__EXERCISE__
Show all lines of the listing that hold the word "MUSAPRO".

__INPUT FOR THIS TASK__
------------------------------------------------
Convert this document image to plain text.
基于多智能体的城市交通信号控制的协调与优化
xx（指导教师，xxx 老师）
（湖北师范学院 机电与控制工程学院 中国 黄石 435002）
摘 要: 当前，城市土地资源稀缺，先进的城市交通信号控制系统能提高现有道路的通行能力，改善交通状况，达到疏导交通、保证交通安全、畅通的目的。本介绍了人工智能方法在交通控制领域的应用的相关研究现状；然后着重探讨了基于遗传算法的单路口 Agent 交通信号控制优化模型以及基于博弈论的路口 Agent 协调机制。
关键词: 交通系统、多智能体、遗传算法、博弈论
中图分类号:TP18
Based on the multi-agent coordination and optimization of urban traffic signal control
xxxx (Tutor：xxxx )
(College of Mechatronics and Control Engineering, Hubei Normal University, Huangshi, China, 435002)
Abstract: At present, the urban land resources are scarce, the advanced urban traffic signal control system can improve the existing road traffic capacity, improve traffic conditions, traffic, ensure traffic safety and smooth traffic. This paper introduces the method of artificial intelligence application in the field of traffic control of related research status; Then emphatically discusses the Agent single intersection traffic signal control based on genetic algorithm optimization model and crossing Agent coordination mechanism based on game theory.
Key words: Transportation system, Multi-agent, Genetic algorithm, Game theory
------------------------------------------------
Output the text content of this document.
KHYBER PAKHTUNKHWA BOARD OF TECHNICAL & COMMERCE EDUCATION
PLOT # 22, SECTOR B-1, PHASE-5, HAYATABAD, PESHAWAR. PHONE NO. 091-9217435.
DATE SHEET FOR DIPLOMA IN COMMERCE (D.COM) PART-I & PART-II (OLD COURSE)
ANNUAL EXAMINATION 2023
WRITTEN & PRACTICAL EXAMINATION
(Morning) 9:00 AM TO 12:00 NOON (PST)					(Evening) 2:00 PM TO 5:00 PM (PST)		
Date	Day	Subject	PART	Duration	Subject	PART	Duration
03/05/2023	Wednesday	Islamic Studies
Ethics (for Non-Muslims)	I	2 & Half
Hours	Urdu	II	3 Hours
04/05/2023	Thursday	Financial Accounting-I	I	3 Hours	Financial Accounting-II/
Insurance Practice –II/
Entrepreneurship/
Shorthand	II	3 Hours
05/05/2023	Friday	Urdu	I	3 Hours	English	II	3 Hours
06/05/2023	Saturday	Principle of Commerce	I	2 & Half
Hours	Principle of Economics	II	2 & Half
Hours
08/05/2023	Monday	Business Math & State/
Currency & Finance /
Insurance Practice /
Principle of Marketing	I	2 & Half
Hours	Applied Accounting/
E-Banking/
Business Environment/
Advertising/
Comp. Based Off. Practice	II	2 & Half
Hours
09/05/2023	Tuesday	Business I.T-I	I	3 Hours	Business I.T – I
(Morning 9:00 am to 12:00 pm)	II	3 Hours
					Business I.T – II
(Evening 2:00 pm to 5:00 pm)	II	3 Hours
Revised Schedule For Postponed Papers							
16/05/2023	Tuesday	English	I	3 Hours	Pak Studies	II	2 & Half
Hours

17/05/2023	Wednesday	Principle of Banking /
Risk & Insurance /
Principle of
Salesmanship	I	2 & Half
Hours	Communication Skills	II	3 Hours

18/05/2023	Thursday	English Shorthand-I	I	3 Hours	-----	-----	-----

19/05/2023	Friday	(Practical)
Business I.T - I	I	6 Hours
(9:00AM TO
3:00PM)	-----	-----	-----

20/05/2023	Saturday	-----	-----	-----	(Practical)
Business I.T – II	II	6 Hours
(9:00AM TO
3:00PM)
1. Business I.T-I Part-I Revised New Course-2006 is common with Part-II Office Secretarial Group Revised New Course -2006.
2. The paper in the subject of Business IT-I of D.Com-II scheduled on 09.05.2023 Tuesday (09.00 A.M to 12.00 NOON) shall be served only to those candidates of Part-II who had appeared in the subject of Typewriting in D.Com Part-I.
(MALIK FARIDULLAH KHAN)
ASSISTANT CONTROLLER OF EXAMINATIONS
------------------------------------------------
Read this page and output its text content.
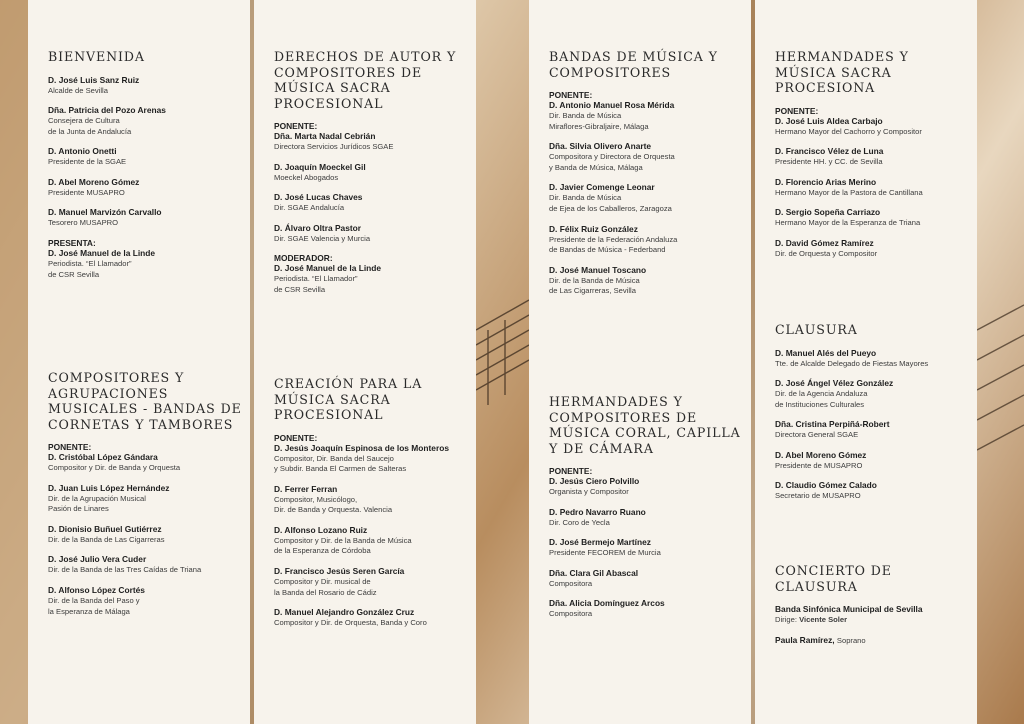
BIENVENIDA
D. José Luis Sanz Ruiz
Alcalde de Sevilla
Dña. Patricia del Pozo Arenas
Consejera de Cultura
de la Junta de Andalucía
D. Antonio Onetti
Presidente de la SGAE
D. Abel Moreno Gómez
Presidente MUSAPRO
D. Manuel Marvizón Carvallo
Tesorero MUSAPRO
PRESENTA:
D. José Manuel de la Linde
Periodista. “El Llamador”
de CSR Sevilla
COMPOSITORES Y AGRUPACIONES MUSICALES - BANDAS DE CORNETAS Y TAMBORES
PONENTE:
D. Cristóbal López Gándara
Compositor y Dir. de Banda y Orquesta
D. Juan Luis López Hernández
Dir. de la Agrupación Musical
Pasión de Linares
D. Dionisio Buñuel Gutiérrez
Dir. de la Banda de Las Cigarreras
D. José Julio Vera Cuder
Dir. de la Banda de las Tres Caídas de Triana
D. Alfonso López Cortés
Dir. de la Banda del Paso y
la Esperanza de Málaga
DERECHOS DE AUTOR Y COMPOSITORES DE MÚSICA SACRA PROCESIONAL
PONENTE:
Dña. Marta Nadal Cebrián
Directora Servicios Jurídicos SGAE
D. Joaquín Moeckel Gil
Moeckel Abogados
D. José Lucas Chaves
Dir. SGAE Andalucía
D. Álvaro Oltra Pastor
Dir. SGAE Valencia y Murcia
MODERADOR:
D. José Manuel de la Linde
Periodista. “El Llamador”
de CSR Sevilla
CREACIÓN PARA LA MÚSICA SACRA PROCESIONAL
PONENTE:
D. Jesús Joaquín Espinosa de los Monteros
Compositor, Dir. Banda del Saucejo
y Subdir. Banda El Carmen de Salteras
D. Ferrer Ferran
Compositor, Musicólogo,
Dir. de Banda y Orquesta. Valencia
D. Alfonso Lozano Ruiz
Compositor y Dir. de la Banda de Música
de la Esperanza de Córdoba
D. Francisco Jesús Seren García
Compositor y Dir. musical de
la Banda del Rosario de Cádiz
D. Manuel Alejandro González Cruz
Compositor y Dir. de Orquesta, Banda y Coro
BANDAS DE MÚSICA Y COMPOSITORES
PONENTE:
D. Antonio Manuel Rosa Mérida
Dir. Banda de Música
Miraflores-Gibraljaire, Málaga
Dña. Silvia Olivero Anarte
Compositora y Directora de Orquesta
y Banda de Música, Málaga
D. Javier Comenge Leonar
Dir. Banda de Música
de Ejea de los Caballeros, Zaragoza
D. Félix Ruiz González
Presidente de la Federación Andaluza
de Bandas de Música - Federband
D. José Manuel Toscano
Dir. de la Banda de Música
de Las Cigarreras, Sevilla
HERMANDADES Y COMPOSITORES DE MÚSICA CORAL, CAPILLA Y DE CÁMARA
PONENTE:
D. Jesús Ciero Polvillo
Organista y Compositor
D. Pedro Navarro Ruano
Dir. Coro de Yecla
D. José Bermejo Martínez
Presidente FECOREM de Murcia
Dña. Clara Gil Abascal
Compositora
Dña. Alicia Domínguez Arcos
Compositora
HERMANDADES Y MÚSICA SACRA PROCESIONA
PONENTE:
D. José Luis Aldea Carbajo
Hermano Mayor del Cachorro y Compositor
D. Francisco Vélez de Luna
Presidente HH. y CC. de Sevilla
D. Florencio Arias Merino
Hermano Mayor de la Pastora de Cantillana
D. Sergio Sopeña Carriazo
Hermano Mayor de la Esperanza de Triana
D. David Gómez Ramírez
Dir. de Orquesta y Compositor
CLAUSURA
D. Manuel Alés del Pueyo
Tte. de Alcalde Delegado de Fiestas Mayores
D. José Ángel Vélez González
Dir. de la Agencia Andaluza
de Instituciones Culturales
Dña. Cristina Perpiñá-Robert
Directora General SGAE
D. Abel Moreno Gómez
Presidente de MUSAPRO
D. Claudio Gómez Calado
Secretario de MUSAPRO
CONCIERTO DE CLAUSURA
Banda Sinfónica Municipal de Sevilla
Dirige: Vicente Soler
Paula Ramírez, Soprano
------------------------------------------------
__SOLUTION TO THIS PROBLEM__
Presidente MUSAPRO
Tesorero MUSAPRO
Presidente de MUSAPRO
Secretario de MUSAPRO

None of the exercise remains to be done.